Dataset excerpts:
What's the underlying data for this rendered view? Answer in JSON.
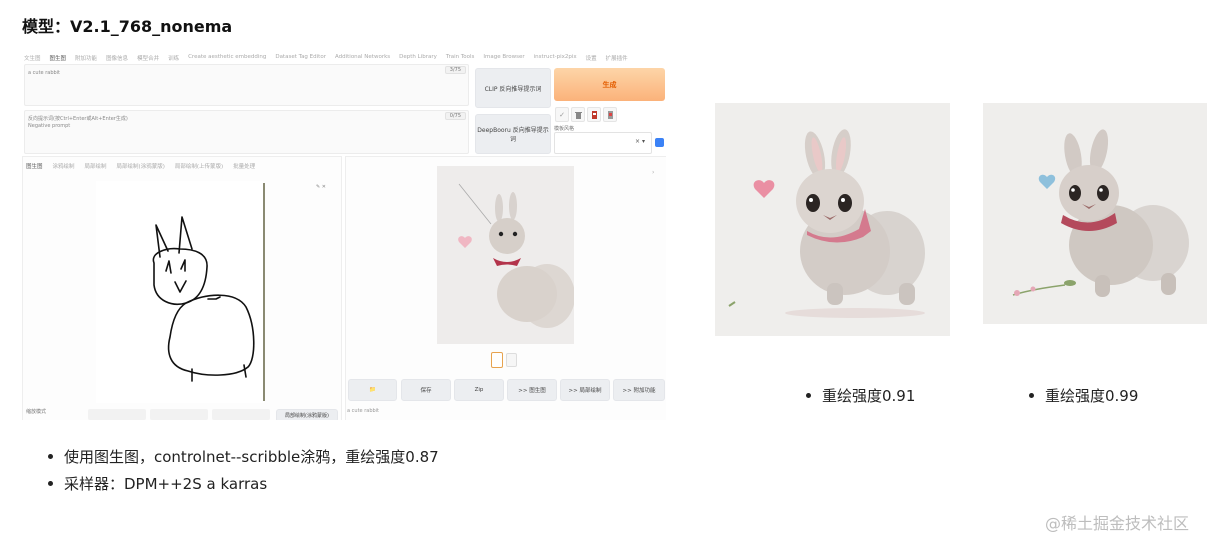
{
  "title": "模型：V2.1_768_nonema",
  "webui": {
    "top_tabs": [
      "文生图",
      "图生图",
      "附加功能",
      "图像信息",
      "模型合并",
      "训练",
      "Create aesthetic embedding",
      "Dataset Tag Editor",
      "Additional Networks",
      "Depth Library",
      "Train Tools",
      "Image Browser",
      "instruct-pix2pix",
      "设置",
      "扩展插件"
    ],
    "active_tab_index": 1,
    "prompt": {
      "value": "a cute rabbit",
      "counter": "3/75"
    },
    "negative_prompt": {
      "line1": "反向提示词(按Ctrl+Enter或Alt+Enter生成)",
      "line2": "Negative prompt",
      "counter": "0/75"
    },
    "clip_button": "CLIP 反向推导提示词",
    "deepbooru_button": "DeepBooru 反向推导提示词",
    "generate_button": "生成",
    "style_label": "模板风格",
    "style_clear": "× ▾",
    "sub_tabs": [
      "图生图",
      "涂鸦绘制",
      "局部绘制",
      "局部绘制(涂鸦蒙版)",
      "局部绘制(上传蒙版)",
      "批量处理"
    ],
    "active_sub_tab_index": 0,
    "canvas_tools": "✎ ✕",
    "action_buttons": [
      "📁",
      "保存",
      "Zip",
      ">> 图生图",
      ">> 局部绘制",
      ">> 附加功能"
    ],
    "output_caption": "a cute rabbit",
    "resize_label": "缩放模式",
    "bottom_button": "局部绘制(涂鸦蒙版)"
  },
  "bullets": [
    "使用图生图，controlnet--scribble涂鸦，重绘强度0.87",
    "采样器：DPM++2S a karras"
  ],
  "results": [
    {
      "caption": "重绘强度0.91",
      "heart_color": "#ea8fa3"
    },
    {
      "caption": "重绘强度0.99",
      "heart_color": "#8ec0dc"
    }
  ],
  "watermark": "@稀土掘金技术社区"
}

| What the task requires |
Quote every record above exactly, leaving out the pictures.

| Solved problem |
What's the underlying data for this rendered view? Answer in JSON.
{
  "title": "模型：V2.1_768_nonema",
  "webui": {
    "top_tabs": [
      "文生图",
      "图生图",
      "附加功能",
      "图像信息",
      "模型合并",
      "训练",
      "Create aesthetic embedding",
      "Dataset Tag Editor",
      "Additional Networks",
      "Depth Library",
      "Train Tools",
      "Image Browser",
      "instruct-pix2pix",
      "设置",
      "扩展插件"
    ],
    "active_tab_index": 1,
    "prompt": {
      "value": "a cute rabbit",
      "counter": "3/75"
    },
    "negative_prompt": {
      "line1": "反向提示词(按Ctrl+Enter或Alt+Enter生成)",
      "line2": "Negative prompt",
      "counter": "0/75"
    },
    "clip_button": "CLIP 反向推导提示词",
    "deepbooru_button": "DeepBooru 反向推导提示词",
    "generate_button": "生成",
    "style_label": "模板风格",
    "style_clear": "× ▾",
    "sub_tabs": [
      "图生图",
      "涂鸦绘制",
      "局部绘制",
      "局部绘制(涂鸦蒙版)",
      "局部绘制(上传蒙版)",
      "批量处理"
    ],
    "active_sub_tab_index": 0,
    "canvas_tools": "✎ ✕",
    "action_buttons": [
      "📁",
      "保存",
      "Zip",
      ">> 图生图",
      ">> 局部绘制",
      ">> 附加功能"
    ],
    "output_caption": "a cute rabbit",
    "resize_label": "缩放模式",
    "bottom_button": "局部绘制(涂鸦蒙版)"
  },
  "bullets": [
    "使用图生图，controlnet--scribble涂鸦，重绘强度0.87",
    "采样器：DPM++2S a karras"
  ],
  "results": [
    {
      "caption": "重绘强度0.91",
      "heart_color": "#ea8fa3"
    },
    {
      "caption": "重绘强度0.99",
      "heart_color": "#8ec0dc"
    }
  ],
  "watermark": "@稀土掘金技术社区"
}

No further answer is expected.